## Stored records
--- start ---
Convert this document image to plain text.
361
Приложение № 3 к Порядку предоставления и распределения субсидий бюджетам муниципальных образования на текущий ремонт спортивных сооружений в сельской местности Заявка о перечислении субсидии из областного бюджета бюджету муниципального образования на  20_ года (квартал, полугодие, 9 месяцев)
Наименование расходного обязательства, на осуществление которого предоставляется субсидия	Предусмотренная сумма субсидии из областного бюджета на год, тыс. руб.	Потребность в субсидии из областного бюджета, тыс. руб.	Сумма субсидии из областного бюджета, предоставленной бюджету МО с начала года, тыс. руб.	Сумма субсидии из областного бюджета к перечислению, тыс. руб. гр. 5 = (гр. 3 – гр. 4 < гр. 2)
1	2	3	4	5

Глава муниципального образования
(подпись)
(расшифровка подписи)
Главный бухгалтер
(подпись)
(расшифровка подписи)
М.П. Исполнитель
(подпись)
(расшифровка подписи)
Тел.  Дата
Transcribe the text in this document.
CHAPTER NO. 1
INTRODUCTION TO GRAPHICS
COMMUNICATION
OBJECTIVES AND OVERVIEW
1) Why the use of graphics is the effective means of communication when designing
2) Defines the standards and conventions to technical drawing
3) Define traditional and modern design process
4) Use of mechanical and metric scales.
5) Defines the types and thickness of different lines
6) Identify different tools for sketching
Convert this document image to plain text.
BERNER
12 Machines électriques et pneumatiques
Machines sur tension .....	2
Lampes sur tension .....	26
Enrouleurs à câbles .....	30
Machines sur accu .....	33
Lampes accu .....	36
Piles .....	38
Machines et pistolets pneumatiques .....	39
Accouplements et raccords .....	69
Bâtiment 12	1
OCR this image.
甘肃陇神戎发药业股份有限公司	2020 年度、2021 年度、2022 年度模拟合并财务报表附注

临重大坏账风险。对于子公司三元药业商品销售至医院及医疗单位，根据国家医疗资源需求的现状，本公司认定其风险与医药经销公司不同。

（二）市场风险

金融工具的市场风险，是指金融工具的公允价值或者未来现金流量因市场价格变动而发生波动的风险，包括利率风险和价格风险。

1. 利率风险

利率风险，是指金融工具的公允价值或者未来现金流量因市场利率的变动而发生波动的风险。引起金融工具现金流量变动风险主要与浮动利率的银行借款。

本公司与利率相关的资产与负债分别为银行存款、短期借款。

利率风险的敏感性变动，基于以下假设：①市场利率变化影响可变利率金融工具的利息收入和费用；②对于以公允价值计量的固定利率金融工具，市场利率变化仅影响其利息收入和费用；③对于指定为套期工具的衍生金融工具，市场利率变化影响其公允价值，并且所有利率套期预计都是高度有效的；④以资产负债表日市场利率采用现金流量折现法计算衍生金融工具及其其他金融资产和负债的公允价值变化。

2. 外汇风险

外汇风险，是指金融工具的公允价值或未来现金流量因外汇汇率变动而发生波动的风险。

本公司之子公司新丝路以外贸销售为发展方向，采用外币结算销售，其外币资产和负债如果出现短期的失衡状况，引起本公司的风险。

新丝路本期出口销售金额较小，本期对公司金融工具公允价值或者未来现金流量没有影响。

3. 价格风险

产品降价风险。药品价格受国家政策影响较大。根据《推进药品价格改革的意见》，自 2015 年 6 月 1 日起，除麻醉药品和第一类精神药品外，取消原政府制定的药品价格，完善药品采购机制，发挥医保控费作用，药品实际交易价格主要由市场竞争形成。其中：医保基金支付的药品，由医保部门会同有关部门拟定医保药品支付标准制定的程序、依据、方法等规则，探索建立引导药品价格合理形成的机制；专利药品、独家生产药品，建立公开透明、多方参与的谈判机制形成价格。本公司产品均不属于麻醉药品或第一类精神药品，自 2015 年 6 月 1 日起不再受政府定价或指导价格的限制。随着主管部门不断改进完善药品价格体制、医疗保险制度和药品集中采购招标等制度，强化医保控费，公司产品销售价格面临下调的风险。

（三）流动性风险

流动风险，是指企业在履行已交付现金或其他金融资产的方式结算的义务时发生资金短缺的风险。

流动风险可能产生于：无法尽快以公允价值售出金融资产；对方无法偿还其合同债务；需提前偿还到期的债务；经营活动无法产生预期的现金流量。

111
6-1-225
--- end ---
## Given instruction
Working from the material above, retype it in its entirety without change.

## Answer to this exercise
Convert this document image to plain text.
361
Приложение № 3 к Порядку предоставления и распределения субсидий бюджетам муниципальных образования на текущий ремонт спортивных сооружений в сельской местности Заявка о перечислении субсидии из областного бюджета бюджету муниципального образования на  20_ года (квартал, полугодие, 9 месяцев)
Наименование расходного обязательства, на осуществление которого предоставляется субсидия	Предусмотренная сумма субсидии из областного бюджета на год, тыс. руб.	Потребность в субсидии из областного бюджета, тыс. руб.	Сумма субсидии из областного бюджета, предоставленной бюджету МО с начала года, тыс. руб.	Сумма субсидии из областного бюджета к перечислению, тыс. руб. гр. 5 = (гр. 3 – гр. 4 < гр. 2)
1	2	3	4	5

Глава муниципального образования
(подпись)
(расшифровка подписи)
Главный бухгалтер
(подпись)
(расшифровка подписи)
М.П. Исполнитель
(подпись)
(расшифровка подписи)
Тел.  Дата
Transcribe the text in this document.
CHAPTER NO. 1
INTRODUCTION TO GRAPHICS
COMMUNICATION
OBJECTIVES AND OVERVIEW
1) Why the use of graphics is the effective means of communication when designing
2) Defines the standards and conventions to technical drawing
3) Define traditional and modern design process
4) Use of mechanical and metric scales.
5) Defines the types and thickness of different lines
6) Identify different tools for sketching
Convert this document image to plain text.
BERNER
12 Machines électriques et pneumatiques
Machines sur tension .....	2
Lampes sur tension .....	26
Enrouleurs à câbles .....	30
Machines sur accu .....	33
Lampes accu .....	36
Piles .....	38
Machines et pistolets pneumatiques .....	39
Accouplements et raccords .....	69
Bâtiment 12	1
OCR this image.
甘肃陇神戎发药业股份有限公司	2020 年度、2021 年度、2022 年度模拟合并财务报表附注

临重大坏账风险。对于子公司三元药业商品销售至医院及医疗单位，根据国家医疗资源需求的现状，本公司认定其风险与医药经销公司不同。

（二）市场风险

金融工具的市场风险，是指金融工具的公允价值或者未来现金流量因市场价格变动而发生波动的风险，包括利率风险和价格风险。

1. 利率风险

利率风险，是指金融工具的公允价值或者未来现金流量因市场利率的变动而发生波动的风险。引起金融工具现金流量变动风险主要与浮动利率的银行借款。

本公司与利率相关的资产与负债分别为银行存款、短期借款。

利率风险的敏感性变动，基于以下假设：①市场利率变化影响可变利率金融工具的利息收入和费用；②对于以公允价值计量的固定利率金融工具，市场利率变化仅影响其利息收入和费用；③对于指定为套期工具的衍生金融工具，市场利率变化影响其公允价值，并且所有利率套期预计都是高度有效的；④以资产负债表日市场利率采用现金流量折现法计算衍生金融工具及其其他金融资产和负债的公允价值变化。

2. 外汇风险

外汇风险，是指金融工具的公允价值或未来现金流量因外汇汇率变动而发生波动的风险。

本公司之子公司新丝路以外贸销售为发展方向，采用外币结算销售，其外币资产和负债如果出现短期的失衡状况，引起本公司的风险。

新丝路本期出口销售金额较小，本期对公司金融工具公允价值或者未来现金流量没有影响。

3. 价格风险

产品降价风险。药品价格受国家政策影响较大。根据《推进药品价格改革的意见》，自 2015 年 6 月 1 日起，除麻醉药品和第一类精神药品外，取消原政府制定的药品价格，完善药品采购机制，发挥医保控费作用，药品实际交易价格主要由市场竞争形成。其中：医保基金支付的药品，由医保部门会同有关部门拟定医保药品支付标准制定的程序、依据、方法等规则，探索建立引导药品价格合理形成的机制；专利药品、独家生产药品，建立公开透明、多方参与的谈判机制形成价格。本公司产品均不属于麻醉药品或第一类精神药品，自 2015 年 6 月 1 日起不再受政府定价或指导价格的限制。随着主管部门不断改进完善药品价格体制、医疗保险制度和药品集中采购招标等制度，强化医保控费，公司产品销售价格面临下调的风险。

（三）流动性风险

流动风险，是指企业在履行已交付现金或其他金融资产的方式结算的义务时发生资金短缺的风险。

流动风险可能产生于：无法尽快以公允价值售出金融资产；对方无法偿还其合同债务；需提前偿还到期的债务；经营活动无法产生预期的现金流量。

111
6-1-225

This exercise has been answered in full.